# Data lines:

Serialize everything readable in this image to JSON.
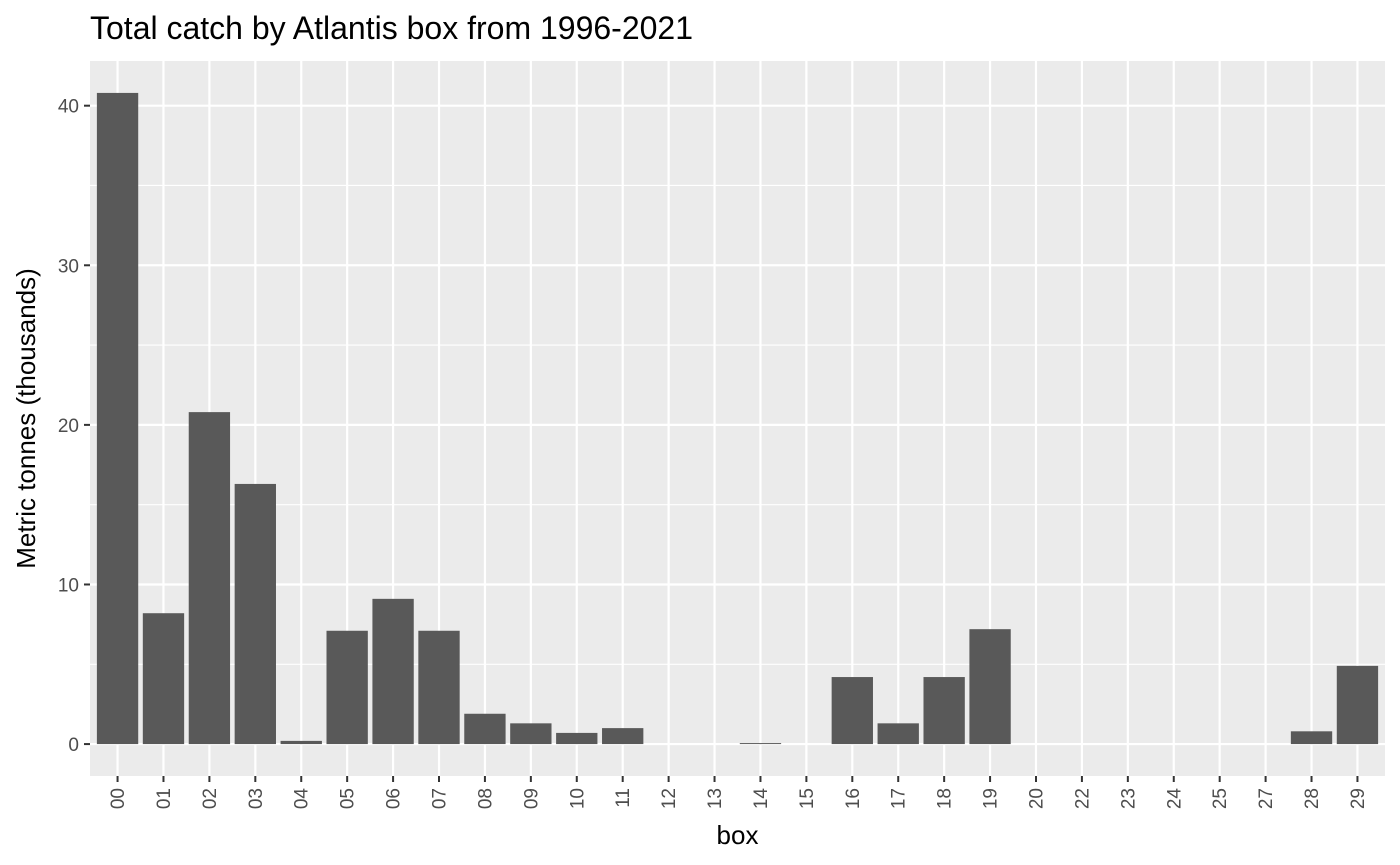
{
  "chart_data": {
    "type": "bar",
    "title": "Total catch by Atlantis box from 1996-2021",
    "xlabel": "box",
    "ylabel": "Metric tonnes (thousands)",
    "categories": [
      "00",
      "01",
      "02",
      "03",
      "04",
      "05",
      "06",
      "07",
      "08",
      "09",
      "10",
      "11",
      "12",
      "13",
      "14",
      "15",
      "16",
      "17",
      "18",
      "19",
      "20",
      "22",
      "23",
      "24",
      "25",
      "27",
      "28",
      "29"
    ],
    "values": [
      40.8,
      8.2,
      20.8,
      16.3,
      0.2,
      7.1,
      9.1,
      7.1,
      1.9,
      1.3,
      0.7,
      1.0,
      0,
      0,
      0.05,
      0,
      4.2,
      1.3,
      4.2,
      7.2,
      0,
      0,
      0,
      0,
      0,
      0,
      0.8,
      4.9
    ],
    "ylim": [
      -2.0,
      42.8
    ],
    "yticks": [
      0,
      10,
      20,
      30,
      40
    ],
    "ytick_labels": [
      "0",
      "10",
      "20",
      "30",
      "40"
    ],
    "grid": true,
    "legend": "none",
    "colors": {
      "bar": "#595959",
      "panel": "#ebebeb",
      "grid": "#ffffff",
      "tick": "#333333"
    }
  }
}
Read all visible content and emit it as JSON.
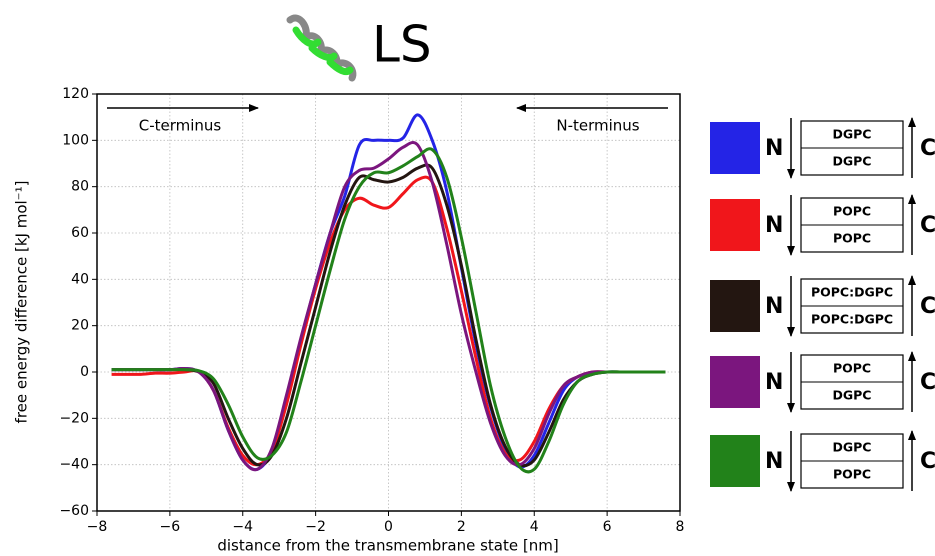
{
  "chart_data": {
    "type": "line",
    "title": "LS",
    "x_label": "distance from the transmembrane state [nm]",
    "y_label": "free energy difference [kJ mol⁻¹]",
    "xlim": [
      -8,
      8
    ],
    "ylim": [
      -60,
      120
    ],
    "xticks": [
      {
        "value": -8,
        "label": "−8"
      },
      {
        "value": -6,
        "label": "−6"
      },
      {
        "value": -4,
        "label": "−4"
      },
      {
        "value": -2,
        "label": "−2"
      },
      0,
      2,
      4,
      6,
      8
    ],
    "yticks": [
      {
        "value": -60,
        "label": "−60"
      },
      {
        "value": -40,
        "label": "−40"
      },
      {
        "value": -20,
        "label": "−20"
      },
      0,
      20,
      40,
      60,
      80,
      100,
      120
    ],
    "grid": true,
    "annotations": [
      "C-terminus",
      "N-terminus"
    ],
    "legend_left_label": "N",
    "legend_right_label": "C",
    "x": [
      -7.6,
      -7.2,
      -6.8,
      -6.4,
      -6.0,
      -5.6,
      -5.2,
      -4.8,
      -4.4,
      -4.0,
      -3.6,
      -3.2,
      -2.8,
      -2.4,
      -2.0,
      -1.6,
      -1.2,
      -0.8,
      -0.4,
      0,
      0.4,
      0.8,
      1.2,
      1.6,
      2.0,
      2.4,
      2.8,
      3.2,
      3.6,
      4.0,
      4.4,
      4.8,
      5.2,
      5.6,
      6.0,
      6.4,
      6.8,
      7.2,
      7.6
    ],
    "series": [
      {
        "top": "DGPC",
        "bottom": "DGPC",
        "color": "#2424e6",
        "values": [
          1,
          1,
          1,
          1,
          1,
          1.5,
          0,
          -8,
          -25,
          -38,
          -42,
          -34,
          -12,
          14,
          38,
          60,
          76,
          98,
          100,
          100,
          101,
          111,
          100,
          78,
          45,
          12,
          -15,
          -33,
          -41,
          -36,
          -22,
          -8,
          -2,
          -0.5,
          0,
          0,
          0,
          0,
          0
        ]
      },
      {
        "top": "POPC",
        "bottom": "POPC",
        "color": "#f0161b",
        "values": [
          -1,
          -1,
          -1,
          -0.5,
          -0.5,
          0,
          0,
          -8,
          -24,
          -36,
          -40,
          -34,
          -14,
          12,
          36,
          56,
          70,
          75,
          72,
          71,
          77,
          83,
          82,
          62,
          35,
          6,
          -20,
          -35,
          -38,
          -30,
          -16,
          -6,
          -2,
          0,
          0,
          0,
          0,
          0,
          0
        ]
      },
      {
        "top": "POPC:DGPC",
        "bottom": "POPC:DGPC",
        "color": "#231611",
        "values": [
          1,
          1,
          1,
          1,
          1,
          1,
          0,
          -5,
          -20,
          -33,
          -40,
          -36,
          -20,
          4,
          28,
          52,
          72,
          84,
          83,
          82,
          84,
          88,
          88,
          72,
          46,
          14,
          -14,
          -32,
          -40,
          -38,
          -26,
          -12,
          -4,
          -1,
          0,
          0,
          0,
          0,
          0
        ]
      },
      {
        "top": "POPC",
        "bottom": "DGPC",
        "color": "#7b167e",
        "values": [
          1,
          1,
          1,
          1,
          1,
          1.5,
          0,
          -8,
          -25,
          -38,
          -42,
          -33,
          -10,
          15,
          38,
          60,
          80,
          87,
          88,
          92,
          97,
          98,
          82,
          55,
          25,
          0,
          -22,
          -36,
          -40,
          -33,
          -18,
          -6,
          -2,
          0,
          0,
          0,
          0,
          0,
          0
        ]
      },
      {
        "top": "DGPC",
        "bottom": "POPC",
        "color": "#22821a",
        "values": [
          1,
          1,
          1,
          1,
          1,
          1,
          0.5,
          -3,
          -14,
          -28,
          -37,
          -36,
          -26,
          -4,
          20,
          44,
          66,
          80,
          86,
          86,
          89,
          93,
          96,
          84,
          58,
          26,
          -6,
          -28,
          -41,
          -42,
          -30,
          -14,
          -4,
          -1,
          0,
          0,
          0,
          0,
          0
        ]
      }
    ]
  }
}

# Work to complete:
Do not include the images; transcribe the rest of the listing exactly.

# Correct result:
Serialize everything readable in this image to JSON.
{
  "chart_data": {
    "type": "bar",
    "title": "Total catch by Atlantis box from 1996-2021",
    "xlabel": "box",
    "ylabel": "Metric tonnes (thousands)",
    "categories": [
      "00",
      "01",
      "02",
      "03",
      "04",
      "05",
      "06",
      "07",
      "08",
      "09",
      "10",
      "11",
      "12",
      "13",
      "14",
      "15",
      "16",
      "17",
      "18",
      "19",
      "20",
      "22",
      "23",
      "24",
      "25",
      "27",
      "28",
      "29"
    ],
    "values": [
      40.8,
      8.2,
      20.8,
      16.3,
      0.2,
      7.1,
      9.1,
      7.1,
      1.9,
      1.3,
      0.7,
      1.0,
      0,
      0,
      0.05,
      0,
      4.2,
      1.3,
      4.2,
      7.2,
      0,
      0,
      0,
      0,
      0,
      0,
      0.8,
      4.9
    ],
    "ylim": [
      -2.0,
      42.8
    ],
    "yticks": [
      0,
      10,
      20,
      30,
      40
    ],
    "ytick_labels": [
      "0",
      "10",
      "20",
      "30",
      "40"
    ],
    "grid": true,
    "legend": "none",
    "colors": {
      "bar": "#595959",
      "panel": "#ebebeb",
      "grid": "#ffffff",
      "tick": "#333333"
    }
  }
}
Read all visible content and emit it as JSON.
{
  "chart_data": {
    "type": "line",
    "title": "LS",
    "x_label": "distance from the transmembrane state [nm]",
    "y_label": "free energy difference [kJ mol⁻¹]",
    "xlim": [
      -8,
      8
    ],
    "ylim": [
      -60,
      120
    ],
    "xticks": [
      {
        "value": -8,
        "label": "−8"
      },
      {
        "value": -6,
        "label": "−6"
      },
      {
        "value": -4,
        "label": "−4"
      },
      {
        "value": -2,
        "label": "−2"
      },
      0,
      2,
      4,
      6,
      8
    ],
    "yticks": [
      {
        "value": -60,
        "label": "−60"
      },
      {
        "value": -40,
        "label": "−40"
      },
      {
        "value": -20,
        "label": "−20"
      },
      0,
      20,
      40,
      60,
      80,
      100,
      120
    ],
    "grid": true,
    "annotations": [
      "C-terminus",
      "N-terminus"
    ],
    "legend_left_label": "N",
    "legend_right_label": "C",
    "x": [
      -7.6,
      -7.2,
      -6.8,
      -6.4,
      -6.0,
      -5.6,
      -5.2,
      -4.8,
      -4.4,
      -4.0,
      -3.6,
      -3.2,
      -2.8,
      -2.4,
      -2.0,
      -1.6,
      -1.2,
      -0.8,
      -0.4,
      0,
      0.4,
      0.8,
      1.2,
      1.6,
      2.0,
      2.4,
      2.8,
      3.2,
      3.6,
      4.0,
      4.4,
      4.8,
      5.2,
      5.6,
      6.0,
      6.4,
      6.8,
      7.2,
      7.6
    ],
    "series": [
      {
        "top": "DGPC",
        "bottom": "DGPC",
        "color": "#2424e6",
        "values": [
          1,
          1,
          1,
          1,
          1,
          1.5,
          0,
          -8,
          -25,
          -38,
          -42,
          -34,
          -12,
          14,
          38,
          60,
          76,
          98,
          100,
          100,
          101,
          111,
          100,
          78,
          45,
          12,
          -15,
          -33,
          -41,
          -36,
          -22,
          -8,
          -2,
          -0.5,
          0,
          0,
          0,
          0,
          0
        ]
      },
      {
        "top": "POPC",
        "bottom": "POPC",
        "color": "#f0161b",
        "values": [
          -1,
          -1,
          -1,
          -0.5,
          -0.5,
          0,
          0,
          -8,
          -24,
          -36,
          -40,
          -34,
          -14,
          12,
          36,
          56,
          70,
          75,
          72,
          71,
          77,
          83,
          82,
          62,
          35,
          6,
          -20,
          -35,
          -38,
          -30,
          -16,
          -6,
          -2,
          0,
          0,
          0,
          0,
          0,
          0
        ]
      },
      {
        "top": "POPC:DGPC",
        "bottom": "POPC:DGPC",
        "color": "#231611",
        "values": [
          1,
          1,
          1,
          1,
          1,
          1,
          0,
          -5,
          -20,
          -33,
          -40,
          -36,
          -20,
          4,
          28,
          52,
          72,
          84,
          83,
          82,
          84,
          88,
          88,
          72,
          46,
          14,
          -14,
          -32,
          -40,
          -38,
          -26,
          -12,
          -4,
          -1,
          0,
          0,
          0,
          0,
          0
        ]
      },
      {
        "top": "POPC",
        "bottom": "DGPC",
        "color": "#7b167e",
        "values": [
          1,
          1,
          1,
          1,
          1,
          1.5,
          0,
          -8,
          -25,
          -38,
          -42,
          -33,
          -10,
          15,
          38,
          60,
          80,
          87,
          88,
          92,
          97,
          98,
          82,
          55,
          25,
          0,
          -22,
          -36,
          -40,
          -33,
          -18,
          -6,
          -2,
          0,
          0,
          0,
          0,
          0,
          0
        ]
      },
      {
        "top": "DGPC",
        "bottom": "POPC",
        "color": "#22821a",
        "values": [
          1,
          1,
          1,
          1,
          1,
          1,
          0.5,
          -3,
          -14,
          -28,
          -37,
          -36,
          -26,
          -4,
          20,
          44,
          66,
          80,
          86,
          86,
          89,
          93,
          96,
          84,
          58,
          26,
          -6,
          -28,
          -41,
          -42,
          -30,
          -14,
          -4,
          -1,
          0,
          0,
          0,
          0,
          0
        ]
      }
    ]
  }
}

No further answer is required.